## Given request
Copy every line, leaving nothing out and adding nothing.

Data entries
● ● ●
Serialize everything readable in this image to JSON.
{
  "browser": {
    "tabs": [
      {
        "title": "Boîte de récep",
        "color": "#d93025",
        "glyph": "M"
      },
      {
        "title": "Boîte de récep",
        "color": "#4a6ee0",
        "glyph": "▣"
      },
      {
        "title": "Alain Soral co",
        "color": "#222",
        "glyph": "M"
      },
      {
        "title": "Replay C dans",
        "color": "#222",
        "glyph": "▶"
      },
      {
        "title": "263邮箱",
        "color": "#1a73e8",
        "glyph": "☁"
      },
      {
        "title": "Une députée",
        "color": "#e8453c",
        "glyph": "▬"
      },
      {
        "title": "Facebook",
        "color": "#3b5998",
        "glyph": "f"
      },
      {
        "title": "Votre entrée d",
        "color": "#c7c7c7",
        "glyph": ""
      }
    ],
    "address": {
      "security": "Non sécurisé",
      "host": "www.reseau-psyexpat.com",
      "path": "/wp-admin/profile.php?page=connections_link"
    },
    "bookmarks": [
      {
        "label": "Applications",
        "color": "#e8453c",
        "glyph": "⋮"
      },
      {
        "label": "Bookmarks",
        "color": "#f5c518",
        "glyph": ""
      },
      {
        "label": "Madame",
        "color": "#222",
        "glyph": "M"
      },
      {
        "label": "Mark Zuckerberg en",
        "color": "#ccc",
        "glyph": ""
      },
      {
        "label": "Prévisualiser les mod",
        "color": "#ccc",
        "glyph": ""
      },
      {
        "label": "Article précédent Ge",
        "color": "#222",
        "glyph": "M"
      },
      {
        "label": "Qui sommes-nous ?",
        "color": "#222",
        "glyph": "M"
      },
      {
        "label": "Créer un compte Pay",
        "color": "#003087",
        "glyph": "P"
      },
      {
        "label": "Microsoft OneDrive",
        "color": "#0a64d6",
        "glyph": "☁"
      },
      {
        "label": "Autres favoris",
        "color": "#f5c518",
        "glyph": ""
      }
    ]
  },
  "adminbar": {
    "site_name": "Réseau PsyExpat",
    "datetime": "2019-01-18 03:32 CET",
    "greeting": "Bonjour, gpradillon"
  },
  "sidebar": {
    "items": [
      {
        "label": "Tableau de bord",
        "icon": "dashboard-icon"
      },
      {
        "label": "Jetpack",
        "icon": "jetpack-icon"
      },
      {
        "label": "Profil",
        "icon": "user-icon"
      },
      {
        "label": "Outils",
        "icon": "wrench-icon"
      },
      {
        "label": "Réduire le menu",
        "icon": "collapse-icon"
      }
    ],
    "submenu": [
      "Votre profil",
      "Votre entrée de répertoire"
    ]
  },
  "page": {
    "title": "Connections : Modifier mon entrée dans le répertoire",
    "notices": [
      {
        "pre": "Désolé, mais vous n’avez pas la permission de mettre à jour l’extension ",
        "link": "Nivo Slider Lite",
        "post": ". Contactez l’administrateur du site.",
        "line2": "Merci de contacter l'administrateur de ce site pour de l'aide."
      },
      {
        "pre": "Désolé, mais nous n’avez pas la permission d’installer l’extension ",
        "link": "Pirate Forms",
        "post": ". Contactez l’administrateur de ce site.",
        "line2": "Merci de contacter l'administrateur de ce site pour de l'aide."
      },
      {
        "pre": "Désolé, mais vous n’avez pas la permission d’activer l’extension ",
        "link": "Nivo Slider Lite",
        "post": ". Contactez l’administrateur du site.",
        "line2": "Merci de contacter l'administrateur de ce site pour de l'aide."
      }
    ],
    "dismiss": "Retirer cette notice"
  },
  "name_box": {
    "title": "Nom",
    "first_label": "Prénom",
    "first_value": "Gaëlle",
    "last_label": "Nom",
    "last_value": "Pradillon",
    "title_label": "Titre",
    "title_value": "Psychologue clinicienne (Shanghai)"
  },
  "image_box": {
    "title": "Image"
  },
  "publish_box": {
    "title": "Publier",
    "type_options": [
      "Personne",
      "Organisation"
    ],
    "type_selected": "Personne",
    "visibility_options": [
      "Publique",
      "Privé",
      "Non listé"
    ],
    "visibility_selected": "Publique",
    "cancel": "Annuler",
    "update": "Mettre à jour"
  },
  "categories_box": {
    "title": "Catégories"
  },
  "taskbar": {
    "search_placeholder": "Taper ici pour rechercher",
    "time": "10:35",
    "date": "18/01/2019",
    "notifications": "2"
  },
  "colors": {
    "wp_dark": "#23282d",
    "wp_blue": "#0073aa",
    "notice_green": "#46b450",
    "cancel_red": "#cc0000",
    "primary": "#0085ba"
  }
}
● ● ●
## Solution
Serialize everything readable in this image to JSON.
{
  "browser": {
    "tabs": [
      {
        "title": "Boîte de récep",
        "color": "#d93025",
        "glyph": "M"
      },
      {
        "title": "Boîte de récep",
        "color": "#4a6ee0",
        "glyph": "▣"
      },
      {
        "title": "Alain Soral co",
        "color": "#222",
        "glyph": "M"
      },
      {
        "title": "Replay C dans",
        "color": "#222",
        "glyph": "▶"
      },
      {
        "title": "263邮箱",
        "color": "#1a73e8",
        "glyph": "☁"
      },
      {
        "title": "Une députée",
        "color": "#e8453c",
        "glyph": "▬"
      },
      {
        "title": "Facebook",
        "color": "#3b5998",
        "glyph": "f"
      },
      {
        "title": "Votre entrée d",
        "color": "#c7c7c7",
        "glyph": ""
      }
    ],
    "address": {
      "security": "Non sécurisé",
      "host": "www.reseau-psyexpat.com",
      "path": "/wp-admin/profile.php?page=connections_link"
    },
    "bookmarks": [
      {
        "label": "Applications",
        "color": "#e8453c",
        "glyph": "⋮"
      },
      {
        "label": "Bookmarks",
        "color": "#f5c518",
        "glyph": ""
      },
      {
        "label": "Madame",
        "color": "#222",
        "glyph": "M"
      },
      {
        "label": "Mark Zuckerberg en",
        "color": "#ccc",
        "glyph": ""
      },
      {
        "label": "Prévisualiser les mod",
        "color": "#ccc",
        "glyph": ""
      },
      {
        "label": "Article précédent Ge",
        "color": "#222",
        "glyph": "M"
      },
      {
        "label": "Qui sommes-nous ?",
        "color": "#222",
        "glyph": "M"
      },
      {
        "label": "Créer un compte Pay",
        "color": "#003087",
        "glyph": "P"
      },
      {
        "label": "Microsoft OneDrive",
        "color": "#0a64d6",
        "glyph": "☁"
      },
      {
        "label": "Autres favoris",
        "color": "#f5c518",
        "glyph": ""
      }
    ]
  },
  "adminbar": {
    "site_name": "Réseau PsyExpat",
    "datetime": "2019-01-18 03:32 CET",
    "greeting": "Bonjour, gpradillon"
  },
  "sidebar": {
    "items": [
      {
        "label": "Tableau de bord",
        "icon": "dashboard-icon"
      },
      {
        "label": "Jetpack",
        "icon": "jetpack-icon"
      },
      {
        "label": "Profil",
        "icon": "user-icon"
      },
      {
        "label": "Outils",
        "icon": "wrench-icon"
      },
      {
        "label": "Réduire le menu",
        "icon": "collapse-icon"
      }
    ],
    "submenu": [
      "Votre profil",
      "Votre entrée de répertoire"
    ]
  },
  "page": {
    "title": "Connections : Modifier mon entrée dans le répertoire",
    "notices": [
      {
        "pre": "Désolé, mais vous n’avez pas la permission de mettre à jour l’extension ",
        "link": "Nivo Slider Lite",
        "post": ". Contactez l’administrateur du site.",
        "line2": "Merci de contacter l'administrateur de ce site pour de l'aide."
      },
      {
        "pre": "Désolé, mais nous n’avez pas la permission d’installer l’extension ",
        "link": "Pirate Forms",
        "post": ". Contactez l’administrateur de ce site.",
        "line2": "Merci de contacter l'administrateur de ce site pour de l'aide."
      },
      {
        "pre": "Désolé, mais vous n’avez pas la permission d’activer l’extension ",
        "link": "Nivo Slider Lite",
        "post": ". Contactez l’administrateur du site.",
        "line2": "Merci de contacter l'administrateur de ce site pour de l'aide."
      }
    ],
    "dismiss": "Retirer cette notice"
  },
  "name_box": {
    "title": "Nom",
    "first_label": "Prénom",
    "first_value": "Gaëlle",
    "last_label": "Nom",
    "last_value": "Pradillon",
    "title_label": "Titre",
    "title_value": "Psychologue clinicienne (Shanghai)"
  },
  "image_box": {
    "title": "Image"
  },
  "publish_box": {
    "title": "Publier",
    "type_options": [
      "Personne",
      "Organisation"
    ],
    "type_selected": "Personne",
    "visibility_options": [
      "Publique",
      "Privé",
      "Non listé"
    ],
    "visibility_selected": "Publique",
    "cancel": "Annuler",
    "update": "Mettre à jour"
  },
  "categories_box": {
    "title": "Catégories"
  },
  "taskbar": {
    "search_placeholder": "Taper ici pour rechercher",
    "time": "10:35",
    "date": "18/01/2019",
    "notifications": "2"
  },
  "colors": {
    "wp_dark": "#23282d",
    "wp_blue": "#0073aa",
    "notice_green": "#46b450",
    "cancel_red": "#cc0000",
    "primary": "#0085ba"
  }
}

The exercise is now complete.